GOAL OF THE EXERCISE: Collect each line holding the string "badge".

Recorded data
============
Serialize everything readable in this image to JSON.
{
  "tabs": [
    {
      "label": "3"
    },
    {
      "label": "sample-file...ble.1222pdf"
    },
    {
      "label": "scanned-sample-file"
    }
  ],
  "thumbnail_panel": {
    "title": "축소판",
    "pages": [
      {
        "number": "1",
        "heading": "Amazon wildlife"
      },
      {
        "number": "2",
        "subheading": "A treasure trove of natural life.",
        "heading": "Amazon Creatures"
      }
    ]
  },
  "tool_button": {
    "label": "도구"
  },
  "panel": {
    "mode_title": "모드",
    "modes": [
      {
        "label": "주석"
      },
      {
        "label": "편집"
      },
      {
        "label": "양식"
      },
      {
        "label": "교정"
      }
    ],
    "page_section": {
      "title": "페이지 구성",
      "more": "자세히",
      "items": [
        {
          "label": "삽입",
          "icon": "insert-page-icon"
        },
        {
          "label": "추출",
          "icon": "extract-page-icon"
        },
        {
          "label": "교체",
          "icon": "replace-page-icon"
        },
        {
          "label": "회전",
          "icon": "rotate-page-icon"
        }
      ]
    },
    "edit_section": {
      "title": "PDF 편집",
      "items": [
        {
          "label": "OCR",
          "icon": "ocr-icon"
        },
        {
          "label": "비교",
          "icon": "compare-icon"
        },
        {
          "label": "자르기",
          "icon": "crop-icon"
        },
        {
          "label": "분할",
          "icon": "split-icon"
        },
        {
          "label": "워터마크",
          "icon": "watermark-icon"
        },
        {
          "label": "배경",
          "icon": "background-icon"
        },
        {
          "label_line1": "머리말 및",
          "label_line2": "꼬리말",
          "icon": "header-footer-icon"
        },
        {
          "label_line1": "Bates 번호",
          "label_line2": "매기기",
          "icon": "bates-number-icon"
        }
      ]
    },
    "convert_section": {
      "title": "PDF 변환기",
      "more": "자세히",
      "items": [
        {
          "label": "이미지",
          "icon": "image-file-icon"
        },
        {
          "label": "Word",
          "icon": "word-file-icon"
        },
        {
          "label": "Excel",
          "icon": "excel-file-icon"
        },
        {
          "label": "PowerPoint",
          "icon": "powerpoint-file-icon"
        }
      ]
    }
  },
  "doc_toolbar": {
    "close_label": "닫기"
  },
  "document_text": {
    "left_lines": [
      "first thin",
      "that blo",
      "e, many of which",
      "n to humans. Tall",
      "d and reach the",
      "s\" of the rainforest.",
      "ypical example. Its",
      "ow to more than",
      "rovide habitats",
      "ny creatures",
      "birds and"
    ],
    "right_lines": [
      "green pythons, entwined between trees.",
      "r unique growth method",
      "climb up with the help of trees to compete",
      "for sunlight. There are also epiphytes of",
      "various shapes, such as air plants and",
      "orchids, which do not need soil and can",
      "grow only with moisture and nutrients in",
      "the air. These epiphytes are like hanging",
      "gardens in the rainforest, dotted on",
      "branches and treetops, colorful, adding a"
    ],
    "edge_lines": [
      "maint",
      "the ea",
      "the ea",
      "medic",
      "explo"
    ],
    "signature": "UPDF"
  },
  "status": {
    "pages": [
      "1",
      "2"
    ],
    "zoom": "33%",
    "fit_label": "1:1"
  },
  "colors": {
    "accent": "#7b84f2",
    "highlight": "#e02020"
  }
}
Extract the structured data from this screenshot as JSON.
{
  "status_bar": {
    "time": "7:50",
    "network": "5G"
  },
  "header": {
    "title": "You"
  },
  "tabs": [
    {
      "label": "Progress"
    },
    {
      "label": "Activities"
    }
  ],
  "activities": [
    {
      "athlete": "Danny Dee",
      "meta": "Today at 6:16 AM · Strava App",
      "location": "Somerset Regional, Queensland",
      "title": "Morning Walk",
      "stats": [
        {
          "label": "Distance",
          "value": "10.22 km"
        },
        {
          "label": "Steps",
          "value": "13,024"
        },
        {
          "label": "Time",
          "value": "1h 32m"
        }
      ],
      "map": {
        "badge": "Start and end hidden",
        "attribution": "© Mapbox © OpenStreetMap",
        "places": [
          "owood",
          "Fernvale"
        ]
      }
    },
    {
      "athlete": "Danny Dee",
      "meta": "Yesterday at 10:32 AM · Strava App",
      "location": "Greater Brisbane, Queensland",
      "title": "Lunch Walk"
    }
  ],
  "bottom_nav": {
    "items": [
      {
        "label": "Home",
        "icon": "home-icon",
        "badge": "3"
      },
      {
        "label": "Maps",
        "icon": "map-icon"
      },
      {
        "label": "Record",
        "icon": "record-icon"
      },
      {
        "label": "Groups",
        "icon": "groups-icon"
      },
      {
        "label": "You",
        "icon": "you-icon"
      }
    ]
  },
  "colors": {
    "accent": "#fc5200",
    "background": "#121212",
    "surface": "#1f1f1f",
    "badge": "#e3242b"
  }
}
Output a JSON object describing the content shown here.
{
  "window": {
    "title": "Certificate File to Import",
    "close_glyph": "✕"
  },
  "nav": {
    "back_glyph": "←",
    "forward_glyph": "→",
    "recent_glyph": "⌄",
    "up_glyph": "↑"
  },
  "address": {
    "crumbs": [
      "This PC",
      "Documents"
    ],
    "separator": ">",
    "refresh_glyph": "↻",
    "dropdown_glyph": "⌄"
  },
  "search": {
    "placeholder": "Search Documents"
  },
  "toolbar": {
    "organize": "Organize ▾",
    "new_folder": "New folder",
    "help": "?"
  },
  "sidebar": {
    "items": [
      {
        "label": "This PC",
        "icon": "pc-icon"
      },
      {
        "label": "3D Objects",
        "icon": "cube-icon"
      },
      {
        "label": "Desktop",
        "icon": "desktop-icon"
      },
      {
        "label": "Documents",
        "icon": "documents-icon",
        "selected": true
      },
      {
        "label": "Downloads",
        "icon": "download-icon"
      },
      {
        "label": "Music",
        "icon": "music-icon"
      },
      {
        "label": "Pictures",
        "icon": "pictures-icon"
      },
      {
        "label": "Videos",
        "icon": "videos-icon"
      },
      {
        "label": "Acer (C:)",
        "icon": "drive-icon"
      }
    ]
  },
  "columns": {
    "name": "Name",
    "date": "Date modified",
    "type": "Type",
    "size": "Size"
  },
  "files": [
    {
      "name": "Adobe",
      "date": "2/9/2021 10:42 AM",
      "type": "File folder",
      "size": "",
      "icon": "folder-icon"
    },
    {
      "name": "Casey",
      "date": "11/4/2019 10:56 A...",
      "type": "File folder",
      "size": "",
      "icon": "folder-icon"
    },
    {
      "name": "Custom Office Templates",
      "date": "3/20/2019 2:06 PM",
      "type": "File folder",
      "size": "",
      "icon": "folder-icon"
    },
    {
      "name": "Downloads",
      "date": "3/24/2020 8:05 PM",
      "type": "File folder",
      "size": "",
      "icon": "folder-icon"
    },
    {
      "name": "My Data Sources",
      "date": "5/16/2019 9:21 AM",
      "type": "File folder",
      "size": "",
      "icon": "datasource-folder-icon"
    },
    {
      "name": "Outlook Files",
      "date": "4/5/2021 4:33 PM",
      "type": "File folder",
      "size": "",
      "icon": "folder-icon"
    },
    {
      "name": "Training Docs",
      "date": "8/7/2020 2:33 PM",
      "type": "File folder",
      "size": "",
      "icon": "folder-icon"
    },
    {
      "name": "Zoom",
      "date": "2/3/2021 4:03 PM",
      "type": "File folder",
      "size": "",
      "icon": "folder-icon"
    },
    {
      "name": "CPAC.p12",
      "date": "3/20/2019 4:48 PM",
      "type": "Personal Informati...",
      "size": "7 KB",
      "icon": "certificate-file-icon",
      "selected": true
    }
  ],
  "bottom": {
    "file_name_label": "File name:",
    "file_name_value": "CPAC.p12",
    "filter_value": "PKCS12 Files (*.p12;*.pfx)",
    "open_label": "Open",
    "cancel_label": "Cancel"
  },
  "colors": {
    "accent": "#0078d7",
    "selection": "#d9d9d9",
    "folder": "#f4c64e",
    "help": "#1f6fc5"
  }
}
============
CORRECT RESPONSE:
        "badge": "Start and end hidden",
        "badge": "3"
    "badge": "#e3242b"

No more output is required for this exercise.